Start of Source data
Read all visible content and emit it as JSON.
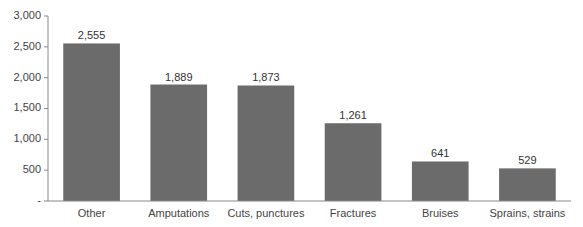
{
  "chart_data": {
    "type": "bar",
    "categories": [
      "Other",
      "Amputations",
      "Cuts, punctures",
      "Fractures",
      "Bruises",
      "Sprains, strains"
    ],
    "values": [
      2555,
      1889,
      1873,
      1261,
      641,
      529
    ],
    "value_labels": [
      "2,555",
      "1,889",
      "1,873",
      "1,261",
      "641",
      "529"
    ],
    "data_labels": true,
    "color": "#6b6b6b",
    "ylim": [
      0,
      3000
    ],
    "yticks": [
      {
        "value": 0,
        "label": "-"
      },
      500,
      {
        "value": 1000,
        "label": "1,000"
      },
      {
        "value": 1500,
        "label": "1,500"
      },
      {
        "value": 2000,
        "label": "2,000"
      },
      {
        "value": 2500,
        "label": "2,500"
      },
      {
        "value": 3000,
        "label": "3,000"
      }
    ],
    "grid": false
  }
}
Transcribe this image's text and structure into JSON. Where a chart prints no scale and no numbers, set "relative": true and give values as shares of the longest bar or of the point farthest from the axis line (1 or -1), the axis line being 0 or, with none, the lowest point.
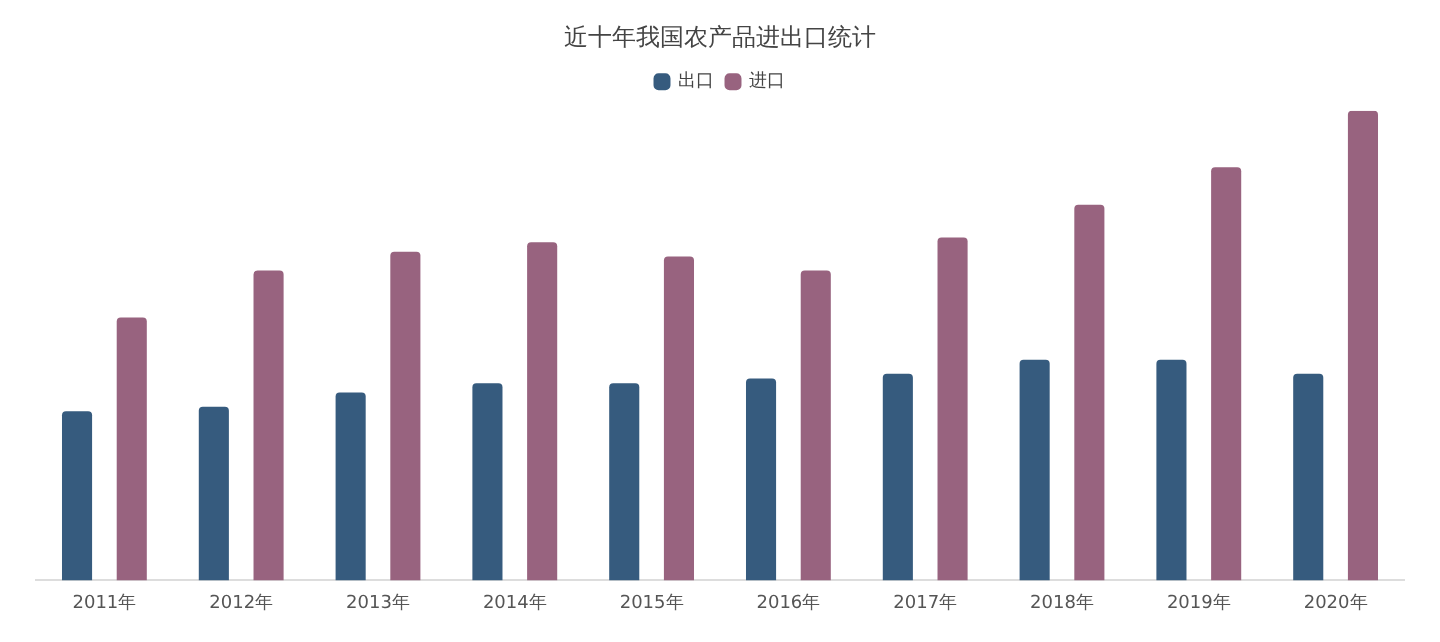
End of Source data
--- Goal of the exercise ---
Repeat all the records above exactly, leaving out any pictures.

--- Result below ---
Read all visible content and emit it as JSON.
{
  "chart_data": {
    "type": "bar",
    "categories": [
      "Other",
      "Amputations",
      "Cuts, punctures",
      "Fractures",
      "Bruises",
      "Sprains, strains"
    ],
    "values": [
      2555,
      1889,
      1873,
      1261,
      641,
      529
    ],
    "value_labels": [
      "2,555",
      "1,889",
      "1,873",
      "1,261",
      "641",
      "529"
    ],
    "data_labels": true,
    "color": "#6b6b6b",
    "ylim": [
      0,
      3000
    ],
    "yticks": [
      {
        "value": 0,
        "label": "-"
      },
      500,
      {
        "value": 1000,
        "label": "1,000"
      },
      {
        "value": 1500,
        "label": "1,500"
      },
      {
        "value": 2000,
        "label": "2,000"
      },
      {
        "value": 2500,
        "label": "2,500"
      },
      {
        "value": 3000,
        "label": "3,000"
      }
    ],
    "grid": false
  }
}
Transcribe this image's text and structure into JSON. Where a chart prints no scale and no numbers, set "relative": true and give values as shares of the longest bar or of the point farthest from the axis line (1 or -1), the axis line being 0 or, with none, the lowest point.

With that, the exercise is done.